• _Given instruction_:
Scan the entries below for the word "NaOH". Copy each line that has it.

start

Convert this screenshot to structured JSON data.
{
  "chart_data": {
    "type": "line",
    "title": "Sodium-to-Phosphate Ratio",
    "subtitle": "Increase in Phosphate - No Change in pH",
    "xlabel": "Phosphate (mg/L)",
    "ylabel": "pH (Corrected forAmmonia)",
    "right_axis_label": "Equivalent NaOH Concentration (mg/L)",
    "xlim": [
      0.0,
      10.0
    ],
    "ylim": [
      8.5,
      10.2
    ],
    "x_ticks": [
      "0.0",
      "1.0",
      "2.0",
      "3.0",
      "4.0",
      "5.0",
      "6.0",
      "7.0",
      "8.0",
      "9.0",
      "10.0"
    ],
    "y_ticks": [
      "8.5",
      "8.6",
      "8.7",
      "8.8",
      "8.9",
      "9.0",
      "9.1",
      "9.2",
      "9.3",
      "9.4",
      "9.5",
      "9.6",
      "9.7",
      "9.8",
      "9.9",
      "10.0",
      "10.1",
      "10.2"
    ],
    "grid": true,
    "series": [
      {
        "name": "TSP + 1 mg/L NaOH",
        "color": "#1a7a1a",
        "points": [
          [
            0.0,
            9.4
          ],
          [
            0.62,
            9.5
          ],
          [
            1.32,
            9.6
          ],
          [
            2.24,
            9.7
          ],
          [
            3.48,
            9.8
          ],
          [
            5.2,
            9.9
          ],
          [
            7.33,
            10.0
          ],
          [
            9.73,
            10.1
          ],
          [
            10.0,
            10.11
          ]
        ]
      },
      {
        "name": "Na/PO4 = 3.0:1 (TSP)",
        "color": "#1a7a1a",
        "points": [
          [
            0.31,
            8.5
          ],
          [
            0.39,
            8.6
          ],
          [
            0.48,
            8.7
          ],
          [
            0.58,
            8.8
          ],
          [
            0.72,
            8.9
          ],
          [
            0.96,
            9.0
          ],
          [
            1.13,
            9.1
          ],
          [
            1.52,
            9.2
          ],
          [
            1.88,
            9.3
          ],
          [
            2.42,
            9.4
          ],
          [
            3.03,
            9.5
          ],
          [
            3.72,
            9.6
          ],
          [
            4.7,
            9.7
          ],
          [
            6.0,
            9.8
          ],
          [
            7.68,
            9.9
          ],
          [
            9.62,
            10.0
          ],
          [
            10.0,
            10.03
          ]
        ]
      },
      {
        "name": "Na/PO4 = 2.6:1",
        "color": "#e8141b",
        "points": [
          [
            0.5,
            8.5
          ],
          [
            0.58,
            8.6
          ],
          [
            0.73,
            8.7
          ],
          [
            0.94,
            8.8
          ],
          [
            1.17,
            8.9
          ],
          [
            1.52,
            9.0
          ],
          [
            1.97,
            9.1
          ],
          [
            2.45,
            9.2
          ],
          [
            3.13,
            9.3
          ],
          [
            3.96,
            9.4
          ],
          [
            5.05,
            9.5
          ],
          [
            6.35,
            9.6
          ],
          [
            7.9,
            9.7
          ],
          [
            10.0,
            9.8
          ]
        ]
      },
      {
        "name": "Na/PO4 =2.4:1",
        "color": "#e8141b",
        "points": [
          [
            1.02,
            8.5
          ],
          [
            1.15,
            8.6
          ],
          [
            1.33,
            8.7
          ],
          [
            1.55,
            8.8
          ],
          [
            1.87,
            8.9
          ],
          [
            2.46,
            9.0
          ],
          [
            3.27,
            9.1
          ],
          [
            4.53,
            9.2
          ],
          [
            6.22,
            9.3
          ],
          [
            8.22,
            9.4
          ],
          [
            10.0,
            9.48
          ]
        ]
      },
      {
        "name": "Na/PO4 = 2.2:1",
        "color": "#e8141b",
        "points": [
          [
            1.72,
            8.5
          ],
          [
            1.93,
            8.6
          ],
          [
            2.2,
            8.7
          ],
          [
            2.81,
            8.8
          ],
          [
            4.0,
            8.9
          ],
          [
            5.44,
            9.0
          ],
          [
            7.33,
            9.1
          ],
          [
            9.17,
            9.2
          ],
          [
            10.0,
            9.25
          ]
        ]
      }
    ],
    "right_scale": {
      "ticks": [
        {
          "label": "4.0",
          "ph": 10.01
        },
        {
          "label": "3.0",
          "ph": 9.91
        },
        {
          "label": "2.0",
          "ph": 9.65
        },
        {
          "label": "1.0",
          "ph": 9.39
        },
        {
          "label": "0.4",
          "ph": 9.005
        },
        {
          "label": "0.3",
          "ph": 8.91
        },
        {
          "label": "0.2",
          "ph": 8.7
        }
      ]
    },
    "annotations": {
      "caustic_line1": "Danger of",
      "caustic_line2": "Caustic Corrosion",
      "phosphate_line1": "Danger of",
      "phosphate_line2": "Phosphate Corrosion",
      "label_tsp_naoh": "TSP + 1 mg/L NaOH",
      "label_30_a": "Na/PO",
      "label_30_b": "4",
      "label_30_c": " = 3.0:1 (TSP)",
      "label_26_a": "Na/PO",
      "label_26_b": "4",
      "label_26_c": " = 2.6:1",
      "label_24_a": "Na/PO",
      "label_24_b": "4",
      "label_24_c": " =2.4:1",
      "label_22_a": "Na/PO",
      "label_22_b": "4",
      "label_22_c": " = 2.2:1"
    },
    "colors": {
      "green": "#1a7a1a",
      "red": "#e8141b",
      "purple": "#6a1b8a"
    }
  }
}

end

• _Complete response_:
    "right_axis_label": "Equivalent NaOH Concentration (mg/L)",
        "name": "TSP + 1 mg/L NaOH",
      "label_tsp_naoh": "TSP + 1 mg/L NaOH",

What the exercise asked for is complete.